→ **YOUR INSTRUCTIONS**: Check each line of the listing below for the string "right", and give only how many lines hold it.

* start SUPPLIED MATERIAL *

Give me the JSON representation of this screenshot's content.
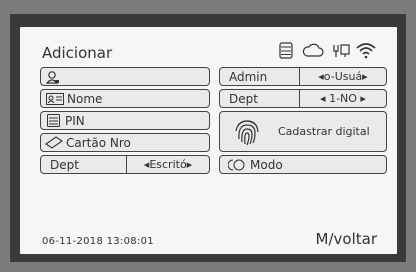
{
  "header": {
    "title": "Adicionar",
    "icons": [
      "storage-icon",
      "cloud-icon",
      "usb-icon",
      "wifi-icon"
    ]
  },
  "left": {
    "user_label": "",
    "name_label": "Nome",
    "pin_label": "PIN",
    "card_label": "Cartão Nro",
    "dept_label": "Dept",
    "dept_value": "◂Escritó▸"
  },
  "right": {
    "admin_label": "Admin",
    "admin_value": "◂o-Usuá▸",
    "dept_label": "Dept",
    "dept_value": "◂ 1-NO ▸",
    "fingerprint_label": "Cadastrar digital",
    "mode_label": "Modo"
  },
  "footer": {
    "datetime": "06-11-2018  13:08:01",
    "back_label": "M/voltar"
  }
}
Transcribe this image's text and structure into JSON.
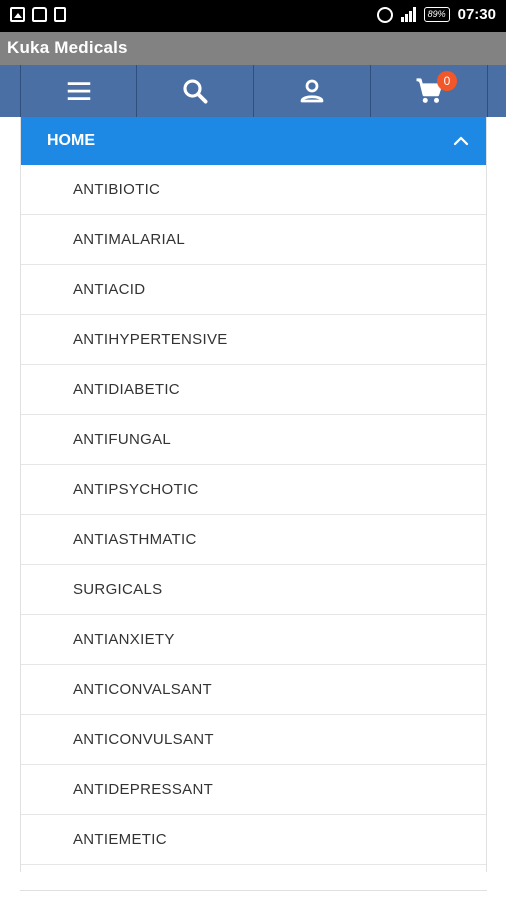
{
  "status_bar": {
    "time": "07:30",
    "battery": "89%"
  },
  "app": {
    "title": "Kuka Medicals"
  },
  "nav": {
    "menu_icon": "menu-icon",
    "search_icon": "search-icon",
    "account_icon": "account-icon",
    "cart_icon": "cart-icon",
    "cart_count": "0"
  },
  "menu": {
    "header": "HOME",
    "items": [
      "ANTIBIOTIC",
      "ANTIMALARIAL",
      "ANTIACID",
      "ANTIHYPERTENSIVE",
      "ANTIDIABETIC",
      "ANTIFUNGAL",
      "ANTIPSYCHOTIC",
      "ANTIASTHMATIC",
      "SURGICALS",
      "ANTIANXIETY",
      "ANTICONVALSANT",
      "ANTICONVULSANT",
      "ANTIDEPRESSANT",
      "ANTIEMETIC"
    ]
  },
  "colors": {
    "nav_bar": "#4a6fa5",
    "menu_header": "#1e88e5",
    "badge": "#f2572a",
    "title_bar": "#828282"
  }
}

* end SUPPLIED MATERIAL *
* start SUPPLIED MATERIAL *

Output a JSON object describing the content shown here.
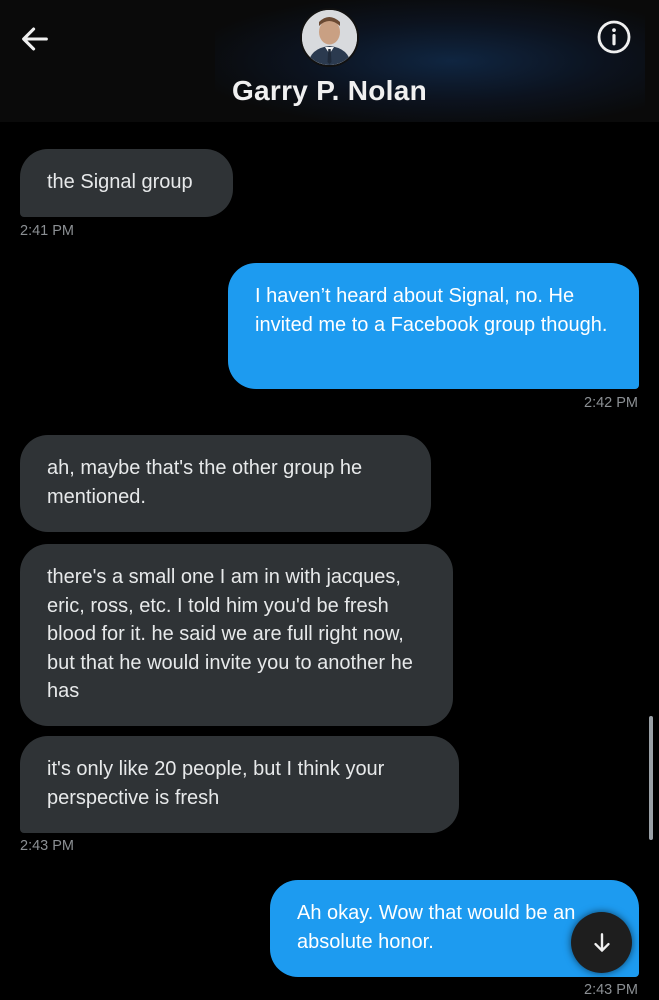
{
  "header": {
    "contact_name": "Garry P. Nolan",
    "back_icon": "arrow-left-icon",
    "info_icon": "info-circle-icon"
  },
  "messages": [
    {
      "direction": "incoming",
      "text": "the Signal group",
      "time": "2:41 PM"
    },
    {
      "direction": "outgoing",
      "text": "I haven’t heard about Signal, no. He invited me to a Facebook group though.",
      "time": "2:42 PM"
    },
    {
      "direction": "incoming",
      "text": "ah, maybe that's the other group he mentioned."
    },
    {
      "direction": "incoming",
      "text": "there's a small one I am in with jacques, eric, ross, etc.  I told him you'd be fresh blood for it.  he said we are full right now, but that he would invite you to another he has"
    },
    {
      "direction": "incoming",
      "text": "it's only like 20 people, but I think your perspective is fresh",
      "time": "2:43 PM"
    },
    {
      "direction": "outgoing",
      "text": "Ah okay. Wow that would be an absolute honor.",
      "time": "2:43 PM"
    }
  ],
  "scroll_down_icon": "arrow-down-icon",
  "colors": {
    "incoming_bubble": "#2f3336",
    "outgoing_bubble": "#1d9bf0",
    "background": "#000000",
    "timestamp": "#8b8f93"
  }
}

* end SUPPLIED MATERIAL *

→ **RESPONSE TO THE EXERCISE**: 2